**What to work on**
Copy out word for word the lines beginning with the one that contains "data-point bbox=[213, 306, 215, 308]" and running through the one that contains "option-d: d. 金属键 bbox=[618, 486, 658, 497]", including both.

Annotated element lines
%%

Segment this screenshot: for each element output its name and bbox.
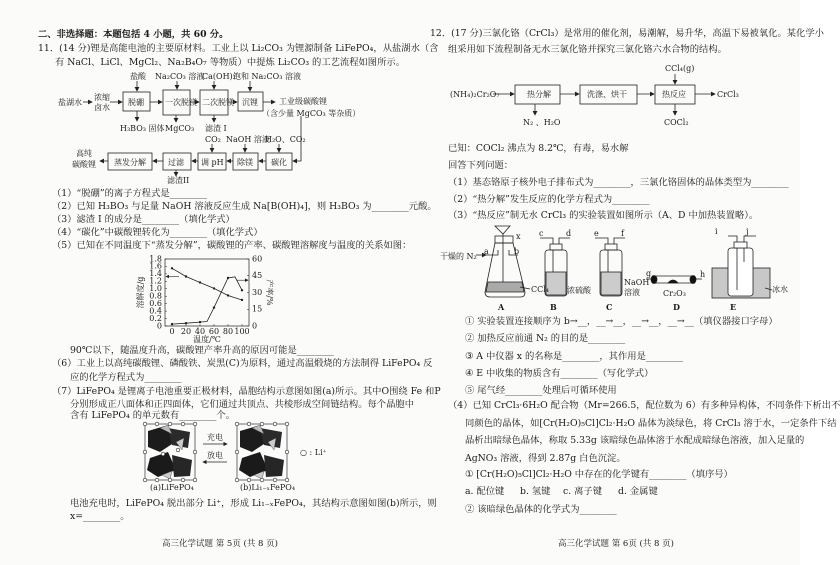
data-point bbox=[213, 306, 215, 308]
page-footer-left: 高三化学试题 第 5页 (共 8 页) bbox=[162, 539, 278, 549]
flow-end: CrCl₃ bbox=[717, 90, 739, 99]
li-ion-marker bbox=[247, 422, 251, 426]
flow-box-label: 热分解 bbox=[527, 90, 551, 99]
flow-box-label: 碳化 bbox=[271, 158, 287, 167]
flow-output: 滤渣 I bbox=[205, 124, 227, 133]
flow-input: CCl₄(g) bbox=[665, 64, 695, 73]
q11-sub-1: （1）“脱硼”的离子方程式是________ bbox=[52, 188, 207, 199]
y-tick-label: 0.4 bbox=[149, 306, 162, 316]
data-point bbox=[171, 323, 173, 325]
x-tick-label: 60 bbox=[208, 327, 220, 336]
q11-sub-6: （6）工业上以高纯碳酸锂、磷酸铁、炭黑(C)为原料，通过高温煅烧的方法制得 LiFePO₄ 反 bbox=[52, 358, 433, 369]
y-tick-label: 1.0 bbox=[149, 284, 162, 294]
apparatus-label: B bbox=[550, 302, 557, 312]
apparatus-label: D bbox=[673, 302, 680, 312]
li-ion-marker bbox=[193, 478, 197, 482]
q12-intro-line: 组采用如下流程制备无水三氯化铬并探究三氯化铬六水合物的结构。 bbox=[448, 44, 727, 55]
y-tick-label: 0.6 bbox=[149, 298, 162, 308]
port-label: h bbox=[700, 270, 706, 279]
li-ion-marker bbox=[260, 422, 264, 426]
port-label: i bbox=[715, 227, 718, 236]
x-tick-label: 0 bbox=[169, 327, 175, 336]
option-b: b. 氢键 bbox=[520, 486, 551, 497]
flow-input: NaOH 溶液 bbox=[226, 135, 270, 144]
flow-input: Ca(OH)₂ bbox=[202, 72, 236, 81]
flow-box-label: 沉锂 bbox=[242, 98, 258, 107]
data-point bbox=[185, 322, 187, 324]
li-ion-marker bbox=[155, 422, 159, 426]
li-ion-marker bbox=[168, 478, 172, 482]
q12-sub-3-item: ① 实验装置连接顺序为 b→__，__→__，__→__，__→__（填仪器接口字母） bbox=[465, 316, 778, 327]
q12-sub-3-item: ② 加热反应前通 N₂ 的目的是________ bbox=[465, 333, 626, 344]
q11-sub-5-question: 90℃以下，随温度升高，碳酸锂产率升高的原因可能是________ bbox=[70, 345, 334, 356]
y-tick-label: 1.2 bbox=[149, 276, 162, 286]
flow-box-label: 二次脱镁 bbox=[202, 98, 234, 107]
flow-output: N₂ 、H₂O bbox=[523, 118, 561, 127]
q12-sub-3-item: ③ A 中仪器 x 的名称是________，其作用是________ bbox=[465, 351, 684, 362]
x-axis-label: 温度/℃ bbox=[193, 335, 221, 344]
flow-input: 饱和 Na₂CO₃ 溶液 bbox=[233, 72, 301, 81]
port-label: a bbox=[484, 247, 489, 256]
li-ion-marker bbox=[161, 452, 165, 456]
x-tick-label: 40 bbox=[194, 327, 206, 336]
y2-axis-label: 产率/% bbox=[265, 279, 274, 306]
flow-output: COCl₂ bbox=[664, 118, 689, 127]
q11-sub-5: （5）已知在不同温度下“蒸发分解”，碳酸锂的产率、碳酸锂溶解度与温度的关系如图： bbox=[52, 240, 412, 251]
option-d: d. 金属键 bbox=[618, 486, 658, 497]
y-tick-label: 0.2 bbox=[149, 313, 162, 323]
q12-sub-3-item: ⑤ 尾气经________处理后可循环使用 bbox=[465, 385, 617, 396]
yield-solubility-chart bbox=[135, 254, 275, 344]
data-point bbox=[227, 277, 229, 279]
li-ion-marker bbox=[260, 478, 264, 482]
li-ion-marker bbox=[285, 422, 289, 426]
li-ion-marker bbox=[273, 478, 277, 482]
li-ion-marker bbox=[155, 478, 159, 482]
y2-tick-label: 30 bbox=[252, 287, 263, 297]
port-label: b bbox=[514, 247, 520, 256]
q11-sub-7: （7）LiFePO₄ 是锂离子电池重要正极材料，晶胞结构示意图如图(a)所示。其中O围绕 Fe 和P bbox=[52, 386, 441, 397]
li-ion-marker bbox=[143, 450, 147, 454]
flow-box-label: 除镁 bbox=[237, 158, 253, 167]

%%

**Response to the task**
data-point bbox=[213, 306, 215, 308]
page-footer-left: 高三化学试题 第 5页 (共 8 页) bbox=[162, 539, 278, 549]
flow-end: CrCl₃ bbox=[717, 90, 739, 99]
li-ion-marker bbox=[247, 422, 251, 426]
flow-box-label: 热分解 bbox=[527, 90, 551, 99]
flow-box-label: 碳化 bbox=[271, 158, 287, 167]
flow-output: 滤渣 I bbox=[205, 124, 227, 133]
flow-input: CCl₄(g) bbox=[665, 64, 695, 73]
q11-sub-1: （1）“脱硼”的离子方程式是________ bbox=[52, 188, 207, 199]
y-tick-label: 0.4 bbox=[149, 306, 162, 316]
data-point bbox=[171, 323, 173, 325]
x-tick-label: 60 bbox=[208, 327, 220, 336]
q11-sub-6: （6）工业上以高纯碳酸锂、磷酸铁、炭黑(C)为原料，通过高温煅烧的方法制得 LiFePO₄ 反 bbox=[52, 358, 433, 369]
y-tick-label: 1.0 bbox=[149, 284, 162, 294]
apparatus-label: B bbox=[550, 302, 557, 312]
apparatus-label: D bbox=[673, 302, 680, 312]
li-ion-marker bbox=[193, 478, 197, 482]
q12-intro-line: 组采用如下流程制备无水三氯化铬并探究三氯化铬六水合物的结构。 bbox=[448, 44, 727, 55]
y-tick-label: 0.6 bbox=[149, 298, 162, 308]
port-label: h bbox=[700, 270, 706, 279]
li-ion-marker bbox=[260, 422, 264, 426]
port-label: i bbox=[715, 227, 718, 236]
x-tick-label: 0 bbox=[169, 327, 175, 336]
option-b: b. 氢键 bbox=[520, 486, 551, 497]
flow-input: NaOH 溶液 bbox=[226, 135, 270, 144]
flow-input: Ca(OH)₂ bbox=[202, 72, 236, 81]
flow-box-label: 沉锂 bbox=[242, 98, 258, 107]
data-point bbox=[185, 322, 187, 324]
li-ion-marker bbox=[155, 422, 159, 426]
li-ion-marker bbox=[168, 478, 172, 482]
q12-sub-3-item: ① 实验装置连接顺序为 b→__，__→__，__→__，__→__（填仪器接口字母） bbox=[465, 316, 778, 327]
q12-sub-3-item: ② 加热反应前通 N₂ 的目的是________ bbox=[465, 333, 626, 344]
q11-sub-5-question: 90℃以下，随温度升高，碳酸锂产率升高的原因可能是________ bbox=[70, 345, 334, 356]
y-tick-label: 1.2 bbox=[149, 276, 162, 286]
flow-box-label: 二次脱镁 bbox=[202, 98, 234, 107]
flow-output: N₂ 、H₂O bbox=[523, 118, 561, 127]
q12-sub-3-item: ③ A 中仪器 x 的名称是________，其作用是________ bbox=[465, 351, 684, 362]
x-axis-label: 温度/℃ bbox=[193, 335, 221, 344]
flow-input: 饱和 Na₂CO₃ 溶液 bbox=[233, 72, 301, 81]
port-label: a bbox=[484, 247, 489, 256]
li-ion-marker bbox=[161, 452, 165, 456]
x-tick-label: 40 bbox=[194, 327, 206, 336]
y2-axis-label: 产率/% bbox=[265, 279, 274, 306]
flow-output: COCl₂ bbox=[664, 118, 689, 127]
q11-sub-5: （5）已知在不同温度下“蒸发分解”，碳酸锂的产率、碳酸锂溶解度与温度的关系如图： bbox=[52, 240, 412, 251]
option-d: d. 金属键 bbox=[618, 486, 658, 497]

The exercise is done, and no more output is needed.